Records from a data collection:
|---|
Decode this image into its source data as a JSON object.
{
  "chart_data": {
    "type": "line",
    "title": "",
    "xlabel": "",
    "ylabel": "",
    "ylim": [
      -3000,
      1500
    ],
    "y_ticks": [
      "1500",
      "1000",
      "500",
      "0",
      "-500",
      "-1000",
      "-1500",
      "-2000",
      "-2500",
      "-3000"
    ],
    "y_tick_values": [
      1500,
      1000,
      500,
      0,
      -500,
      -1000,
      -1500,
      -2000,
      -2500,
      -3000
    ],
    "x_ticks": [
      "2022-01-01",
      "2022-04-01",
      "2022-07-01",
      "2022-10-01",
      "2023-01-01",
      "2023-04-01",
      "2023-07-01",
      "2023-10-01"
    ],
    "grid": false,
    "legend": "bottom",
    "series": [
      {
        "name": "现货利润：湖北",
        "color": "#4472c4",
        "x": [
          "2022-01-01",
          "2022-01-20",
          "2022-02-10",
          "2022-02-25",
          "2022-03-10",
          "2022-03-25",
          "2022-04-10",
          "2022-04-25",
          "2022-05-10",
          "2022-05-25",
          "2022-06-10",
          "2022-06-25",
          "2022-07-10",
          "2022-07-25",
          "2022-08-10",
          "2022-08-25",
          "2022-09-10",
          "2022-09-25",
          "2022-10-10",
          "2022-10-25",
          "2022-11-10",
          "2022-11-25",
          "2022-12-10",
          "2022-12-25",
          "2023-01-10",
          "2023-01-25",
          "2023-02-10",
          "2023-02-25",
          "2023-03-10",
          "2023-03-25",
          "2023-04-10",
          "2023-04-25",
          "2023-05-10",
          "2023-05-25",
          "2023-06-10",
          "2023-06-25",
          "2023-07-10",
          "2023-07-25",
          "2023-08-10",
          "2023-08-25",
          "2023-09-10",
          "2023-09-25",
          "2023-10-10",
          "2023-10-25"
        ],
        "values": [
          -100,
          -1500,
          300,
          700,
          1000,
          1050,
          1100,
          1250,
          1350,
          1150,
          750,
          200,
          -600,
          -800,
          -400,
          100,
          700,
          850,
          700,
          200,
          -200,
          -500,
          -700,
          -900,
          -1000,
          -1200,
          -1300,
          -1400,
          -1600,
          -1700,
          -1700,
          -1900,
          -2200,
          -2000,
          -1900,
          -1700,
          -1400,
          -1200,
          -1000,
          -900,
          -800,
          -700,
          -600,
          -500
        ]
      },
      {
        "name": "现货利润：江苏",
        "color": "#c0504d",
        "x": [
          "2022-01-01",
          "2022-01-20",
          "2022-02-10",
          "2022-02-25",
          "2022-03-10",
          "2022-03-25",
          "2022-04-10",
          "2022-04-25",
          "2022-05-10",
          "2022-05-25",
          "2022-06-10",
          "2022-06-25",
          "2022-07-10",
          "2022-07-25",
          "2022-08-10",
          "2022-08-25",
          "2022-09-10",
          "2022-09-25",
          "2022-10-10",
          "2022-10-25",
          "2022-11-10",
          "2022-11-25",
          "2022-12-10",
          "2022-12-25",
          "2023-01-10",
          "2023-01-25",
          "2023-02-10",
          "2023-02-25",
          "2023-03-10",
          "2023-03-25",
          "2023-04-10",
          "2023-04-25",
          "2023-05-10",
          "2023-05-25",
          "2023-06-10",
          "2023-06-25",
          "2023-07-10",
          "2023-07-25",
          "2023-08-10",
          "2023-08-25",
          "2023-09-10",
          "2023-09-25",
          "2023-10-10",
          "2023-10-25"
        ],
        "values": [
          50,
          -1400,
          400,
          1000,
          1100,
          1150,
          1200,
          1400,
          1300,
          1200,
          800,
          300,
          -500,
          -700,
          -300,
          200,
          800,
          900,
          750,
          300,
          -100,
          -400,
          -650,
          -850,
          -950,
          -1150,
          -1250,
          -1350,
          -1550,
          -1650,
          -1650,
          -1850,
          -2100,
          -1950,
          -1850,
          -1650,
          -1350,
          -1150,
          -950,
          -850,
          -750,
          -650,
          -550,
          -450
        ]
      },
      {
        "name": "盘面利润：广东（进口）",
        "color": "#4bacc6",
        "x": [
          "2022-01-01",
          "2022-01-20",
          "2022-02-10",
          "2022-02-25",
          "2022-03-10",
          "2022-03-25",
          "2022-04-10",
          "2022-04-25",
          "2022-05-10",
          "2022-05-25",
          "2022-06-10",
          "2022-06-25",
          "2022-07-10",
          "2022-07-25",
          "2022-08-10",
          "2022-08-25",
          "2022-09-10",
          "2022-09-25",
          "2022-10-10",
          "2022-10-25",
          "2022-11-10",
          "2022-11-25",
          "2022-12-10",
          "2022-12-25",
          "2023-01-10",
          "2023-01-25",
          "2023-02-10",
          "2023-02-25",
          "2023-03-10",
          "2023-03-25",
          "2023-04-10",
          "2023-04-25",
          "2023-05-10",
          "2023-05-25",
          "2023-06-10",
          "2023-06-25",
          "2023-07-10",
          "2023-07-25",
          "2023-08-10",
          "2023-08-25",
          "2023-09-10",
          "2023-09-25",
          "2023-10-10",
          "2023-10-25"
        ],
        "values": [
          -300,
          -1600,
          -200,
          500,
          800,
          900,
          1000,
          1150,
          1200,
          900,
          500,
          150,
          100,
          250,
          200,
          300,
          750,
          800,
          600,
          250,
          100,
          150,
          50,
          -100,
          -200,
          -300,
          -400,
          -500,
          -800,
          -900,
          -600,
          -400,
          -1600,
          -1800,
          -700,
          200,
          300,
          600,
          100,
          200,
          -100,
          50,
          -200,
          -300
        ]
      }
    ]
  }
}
|---|
Search the lines for the string "color" and copy every line that has it.

        "color": "#4472c4",
        "color": "#c0504d",
        "color": "#4bacc6",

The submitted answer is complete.